Copy down all of the data underneath, exactly as shown.

Provided information:
════════

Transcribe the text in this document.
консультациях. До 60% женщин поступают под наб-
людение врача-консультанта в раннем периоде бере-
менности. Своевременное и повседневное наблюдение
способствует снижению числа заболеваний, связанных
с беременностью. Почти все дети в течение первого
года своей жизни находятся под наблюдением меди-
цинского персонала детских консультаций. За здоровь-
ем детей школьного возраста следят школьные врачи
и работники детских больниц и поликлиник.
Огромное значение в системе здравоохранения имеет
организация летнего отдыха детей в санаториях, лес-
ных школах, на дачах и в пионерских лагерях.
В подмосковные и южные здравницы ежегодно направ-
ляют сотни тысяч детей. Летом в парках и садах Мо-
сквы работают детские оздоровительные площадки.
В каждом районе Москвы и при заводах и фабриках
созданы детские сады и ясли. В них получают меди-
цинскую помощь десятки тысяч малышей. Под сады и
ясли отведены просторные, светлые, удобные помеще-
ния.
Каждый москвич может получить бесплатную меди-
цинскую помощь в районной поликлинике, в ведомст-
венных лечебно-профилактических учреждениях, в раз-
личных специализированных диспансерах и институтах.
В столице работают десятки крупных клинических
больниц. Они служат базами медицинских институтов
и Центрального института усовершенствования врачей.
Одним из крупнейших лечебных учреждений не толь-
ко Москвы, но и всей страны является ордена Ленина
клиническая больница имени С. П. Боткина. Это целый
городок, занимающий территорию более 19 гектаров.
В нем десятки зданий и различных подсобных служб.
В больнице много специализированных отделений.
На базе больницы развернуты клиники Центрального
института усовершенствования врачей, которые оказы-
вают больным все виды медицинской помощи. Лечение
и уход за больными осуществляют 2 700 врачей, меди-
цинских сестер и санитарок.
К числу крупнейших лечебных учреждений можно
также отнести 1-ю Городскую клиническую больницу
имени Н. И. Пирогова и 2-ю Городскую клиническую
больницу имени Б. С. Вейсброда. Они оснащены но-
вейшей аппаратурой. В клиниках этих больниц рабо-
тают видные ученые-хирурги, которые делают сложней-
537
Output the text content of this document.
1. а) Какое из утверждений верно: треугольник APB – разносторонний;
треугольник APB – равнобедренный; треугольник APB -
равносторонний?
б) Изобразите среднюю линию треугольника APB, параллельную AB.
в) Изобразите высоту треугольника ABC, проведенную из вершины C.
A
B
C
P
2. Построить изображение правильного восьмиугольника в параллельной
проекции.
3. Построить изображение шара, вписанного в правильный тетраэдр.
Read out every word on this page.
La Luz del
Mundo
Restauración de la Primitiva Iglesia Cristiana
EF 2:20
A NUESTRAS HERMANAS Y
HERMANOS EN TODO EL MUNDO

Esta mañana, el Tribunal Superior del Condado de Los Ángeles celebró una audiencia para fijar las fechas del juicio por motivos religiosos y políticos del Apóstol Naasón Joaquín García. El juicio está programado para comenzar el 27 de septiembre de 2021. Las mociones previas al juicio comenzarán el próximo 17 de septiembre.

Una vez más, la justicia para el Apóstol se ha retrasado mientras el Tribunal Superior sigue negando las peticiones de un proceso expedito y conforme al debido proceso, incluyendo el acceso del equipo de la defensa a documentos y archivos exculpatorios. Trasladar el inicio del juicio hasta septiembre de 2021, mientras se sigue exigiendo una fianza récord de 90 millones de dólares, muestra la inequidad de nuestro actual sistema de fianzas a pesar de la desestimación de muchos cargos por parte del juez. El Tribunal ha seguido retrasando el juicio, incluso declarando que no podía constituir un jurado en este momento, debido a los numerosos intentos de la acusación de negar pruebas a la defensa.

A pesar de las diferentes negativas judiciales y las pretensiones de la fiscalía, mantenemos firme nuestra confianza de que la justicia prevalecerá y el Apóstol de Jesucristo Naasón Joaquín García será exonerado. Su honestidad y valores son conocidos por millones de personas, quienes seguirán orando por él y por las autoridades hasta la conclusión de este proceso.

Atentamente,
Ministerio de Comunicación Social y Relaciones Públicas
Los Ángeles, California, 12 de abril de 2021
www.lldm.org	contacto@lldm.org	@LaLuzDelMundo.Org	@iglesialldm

════════

Complete response:
Transcribe the text in this document.
консультациях. До 60% женщин поступают под наб-
людение врача-консультанта в раннем периоде бере-
менности. Своевременное и повседневное наблюдение
способствует снижению числа заболеваний, связанных
с беременностью. Почти все дети в течение первого
года своей жизни находятся под наблюдением меди-
цинского персонала детских консультаций. За здоровь-
ем детей школьного возраста следят школьные врачи
и работники детских больниц и поликлиник.
Огромное значение в системе здравоохранения имеет
организация летнего отдыха детей в санаториях, лес-
ных школах, на дачах и в пионерских лагерях.
В подмосковные и южные здравницы ежегодно направ-
ляют сотни тысяч детей. Летом в парках и садах Мо-
сквы работают детские оздоровительные площадки.
В каждом районе Москвы и при заводах и фабриках
созданы детские сады и ясли. В них получают меди-
цинскую помощь десятки тысяч малышей. Под сады и
ясли отведены просторные, светлые, удобные помеще-
ния.
Каждый москвич может получить бесплатную меди-
цинскую помощь в районной поликлинике, в ведомст-
венных лечебно-профилактических учреждениях, в раз-
личных специализированных диспансерах и институтах.
В столице работают десятки крупных клинических
больниц. Они служат базами медицинских институтов
и Центрального института усовершенствования врачей.
Одним из крупнейших лечебных учреждений не толь-
ко Москвы, но и всей страны является ордена Ленина
клиническая больница имени С. П. Боткина. Это целый
городок, занимающий территорию более 19 гектаров.
В нем десятки зданий и различных подсобных служб.
В больнице много специализированных отделений.
На базе больницы развернуты клиники Центрального
института усовершенствования врачей, которые оказы-
вают больным все виды медицинской помощи. Лечение
и уход за больными осуществляют 2 700 врачей, меди-
цинских сестер и санитарок.
К числу крупнейших лечебных учреждений можно
также отнести 1-ю Городскую клиническую больницу
имени Н. И. Пирогова и 2-ю Городскую клиническую
больницу имени Б. С. Вейсброда. Они оснащены но-
вейшей аппаратурой. В клиниках этих больниц рабо-
тают видные ученые-хирурги, которые делают сложней-
537
Output the text content of this document.
1. а) Какое из утверждений верно: треугольник APB – разносторонний;
треугольник APB – равнобедренный; треугольник APB -
равносторонний?
б) Изобразите среднюю линию треугольника APB, параллельную AB.
в) Изобразите высоту треугольника ABC, проведенную из вершины C.
A
B
C
P
2. Построить изображение правильного восьмиугольника в параллельной
проекции.
3. Построить изображение шара, вписанного в правильный тетраэдр.
Read out every word on this page.
La Luz del
Mundo
Restauración de la Primitiva Iglesia Cristiana
EF 2:20
A NUESTRAS HERMANAS Y
HERMANOS EN TODO EL MUNDO

Esta mañana, el Tribunal Superior del Condado de Los Ángeles celebró una audiencia para fijar las fechas del juicio por motivos religiosos y políticos del Apóstol Naasón Joaquín García. El juicio está programado para comenzar el 27 de septiembre de 2021. Las mociones previas al juicio comenzarán el próximo 17 de septiembre.

Una vez más, la justicia para el Apóstol se ha retrasado mientras el Tribunal Superior sigue negando las peticiones de un proceso expedito y conforme al debido proceso, incluyendo el acceso del equipo de la defensa a documentos y archivos exculpatorios. Trasladar el inicio del juicio hasta septiembre de 2021, mientras se sigue exigiendo una fianza récord de 90 millones de dólares, muestra la inequidad de nuestro actual sistema de fianzas a pesar de la desestimación de muchos cargos por parte del juez. El Tribunal ha seguido retrasando el juicio, incluso declarando que no podía constituir un jurado en este momento, debido a los numerosos intentos de la acusación de negar pruebas a la defensa.

A pesar de las diferentes negativas judiciales y las pretensiones de la fiscalía, mantenemos firme nuestra confianza de que la justicia prevalecerá y el Apóstol de Jesucristo Naasón Joaquín García será exonerado. Su honestidad y valores son conocidos por millones de personas, quienes seguirán orando por él y por las autoridades hasta la conclusión de este proceso.

Atentamente,
Ministerio de Comunicación Social y Relaciones Públicas
Los Ángeles, California, 12 de abril de 2021
www.lldm.org	contacto@lldm.org	@LaLuzDelMundo.Org	@iglesialldm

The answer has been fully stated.